#### Problem requirements:
Repeat the material below exactly, line for line.

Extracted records
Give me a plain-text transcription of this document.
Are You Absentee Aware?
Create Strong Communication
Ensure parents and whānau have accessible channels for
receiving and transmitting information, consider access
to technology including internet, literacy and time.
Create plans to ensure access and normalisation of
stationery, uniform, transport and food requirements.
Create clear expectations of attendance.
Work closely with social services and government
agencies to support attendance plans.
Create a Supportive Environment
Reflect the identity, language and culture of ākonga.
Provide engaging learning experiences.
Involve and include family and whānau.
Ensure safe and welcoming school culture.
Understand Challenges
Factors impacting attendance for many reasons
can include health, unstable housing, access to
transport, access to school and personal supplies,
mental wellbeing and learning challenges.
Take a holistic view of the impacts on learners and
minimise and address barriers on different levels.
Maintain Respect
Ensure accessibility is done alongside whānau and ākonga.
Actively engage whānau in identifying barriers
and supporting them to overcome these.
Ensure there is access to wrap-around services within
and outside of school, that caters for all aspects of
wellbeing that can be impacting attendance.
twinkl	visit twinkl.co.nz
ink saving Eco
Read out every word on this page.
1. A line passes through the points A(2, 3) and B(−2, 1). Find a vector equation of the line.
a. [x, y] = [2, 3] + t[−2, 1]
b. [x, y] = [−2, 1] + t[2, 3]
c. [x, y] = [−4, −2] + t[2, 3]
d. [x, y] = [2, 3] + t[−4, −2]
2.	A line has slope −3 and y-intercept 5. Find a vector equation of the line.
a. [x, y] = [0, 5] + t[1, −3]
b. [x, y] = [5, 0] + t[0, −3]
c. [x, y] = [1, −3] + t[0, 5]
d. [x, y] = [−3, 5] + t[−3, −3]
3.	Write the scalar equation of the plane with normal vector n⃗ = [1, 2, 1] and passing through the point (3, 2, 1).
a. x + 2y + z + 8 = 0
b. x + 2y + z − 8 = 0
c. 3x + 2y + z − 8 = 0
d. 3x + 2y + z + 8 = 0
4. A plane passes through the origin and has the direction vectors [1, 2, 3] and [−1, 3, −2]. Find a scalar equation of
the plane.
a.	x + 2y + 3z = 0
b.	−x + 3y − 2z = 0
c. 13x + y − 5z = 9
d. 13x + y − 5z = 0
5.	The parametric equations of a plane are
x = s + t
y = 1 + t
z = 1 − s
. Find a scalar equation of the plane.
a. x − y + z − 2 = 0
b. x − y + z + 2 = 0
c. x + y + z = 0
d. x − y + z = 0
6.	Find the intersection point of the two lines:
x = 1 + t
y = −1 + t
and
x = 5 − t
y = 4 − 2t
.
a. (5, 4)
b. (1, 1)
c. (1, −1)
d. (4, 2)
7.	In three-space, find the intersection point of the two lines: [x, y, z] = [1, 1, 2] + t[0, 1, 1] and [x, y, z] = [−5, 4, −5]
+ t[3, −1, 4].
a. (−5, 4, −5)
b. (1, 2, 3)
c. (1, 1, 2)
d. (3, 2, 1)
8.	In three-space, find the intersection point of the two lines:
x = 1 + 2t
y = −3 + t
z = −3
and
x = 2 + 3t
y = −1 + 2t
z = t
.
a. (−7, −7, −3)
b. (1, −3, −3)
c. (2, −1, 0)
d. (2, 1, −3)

#### Complete answer:
Give me a plain-text transcription of this document.
Are You Absentee Aware?
Create Strong Communication
Ensure parents and whānau have accessible channels for
receiving and transmitting information, consider access
to technology including internet, literacy and time.
Create plans to ensure access and normalisation of
stationery, uniform, transport and food requirements.
Create clear expectations of attendance.
Work closely with social services and government
agencies to support attendance plans.
Create a Supportive Environment
Reflect the identity, language and culture of ākonga.
Provide engaging learning experiences.
Involve and include family and whānau.
Ensure safe and welcoming school culture.
Understand Challenges
Factors impacting attendance for many reasons
can include health, unstable housing, access to
transport, access to school and personal supplies,
mental wellbeing and learning challenges.
Take a holistic view of the impacts on learners and
minimise and address barriers on different levels.
Maintain Respect
Ensure accessibility is done alongside whānau and ākonga.
Actively engage whānau in identifying barriers
and supporting them to overcome these.
Ensure there is access to wrap-around services within
and outside of school, that caters for all aspects of
wellbeing that can be impacting attendance.
twinkl	visit twinkl.co.nz
ink saving Eco
Read out every word on this page.
1. A line passes through the points A(2, 3) and B(−2, 1). Find a vector equation of the line.
a. [x, y] = [2, 3] + t[−2, 1]
b. [x, y] = [−2, 1] + t[2, 3]
c. [x, y] = [−4, −2] + t[2, 3]
d. [x, y] = [2, 3] + t[−4, −2]
2.	A line has slope −3 and y-intercept 5. Find a vector equation of the line.
a. [x, y] = [0, 5] + t[1, −3]
b. [x, y] = [5, 0] + t[0, −3]
c. [x, y] = [1, −3] + t[0, 5]
d. [x, y] = [−3, 5] + t[−3, −3]
3.	Write the scalar equation of the plane with normal vector n⃗ = [1, 2, 1] and passing through the point (3, 2, 1).
a. x + 2y + z + 8 = 0
b. x + 2y + z − 8 = 0
c. 3x + 2y + z − 8 = 0
d. 3x + 2y + z + 8 = 0
4. A plane passes through the origin and has the direction vectors [1, 2, 3] and [−1, 3, −2]. Find a scalar equation of
the plane.
a.	x + 2y + 3z = 0
b.	−x + 3y − 2z = 0
c. 13x + y − 5z = 9
d. 13x + y − 5z = 0
5.	The parametric equations of a plane are
x = s + t
y = 1 + t
z = 1 − s
. Find a scalar equation of the plane.
a. x − y + z − 2 = 0
b. x − y + z + 2 = 0
c. x + y + z = 0
d. x − y + z = 0
6.	Find the intersection point of the two lines:
x = 1 + t
y = −1 + t
and
x = 5 − t
y = 4 − 2t
.
a. (5, 4)
b. (1, 1)
c. (1, −1)
d. (4, 2)
7.	In three-space, find the intersection point of the two lines: [x, y, z] = [1, 1, 2] + t[0, 1, 1] and [x, y, z] = [−5, 4, −5]
+ t[3, −1, 4].
a. (−5, 4, −5)
b. (1, 2, 3)
c. (1, 1, 2)
d. (3, 2, 1)
8.	In three-space, find the intersection point of the two lines:
x = 1 + 2t
y = −3 + t
z = −3
and
x = 2 + 3t
y = −1 + 2t
z = t
.
a. (−7, −7, −3)
b. (1, −3, −3)
c. (2, −1, 0)
d. (2, 1, −3)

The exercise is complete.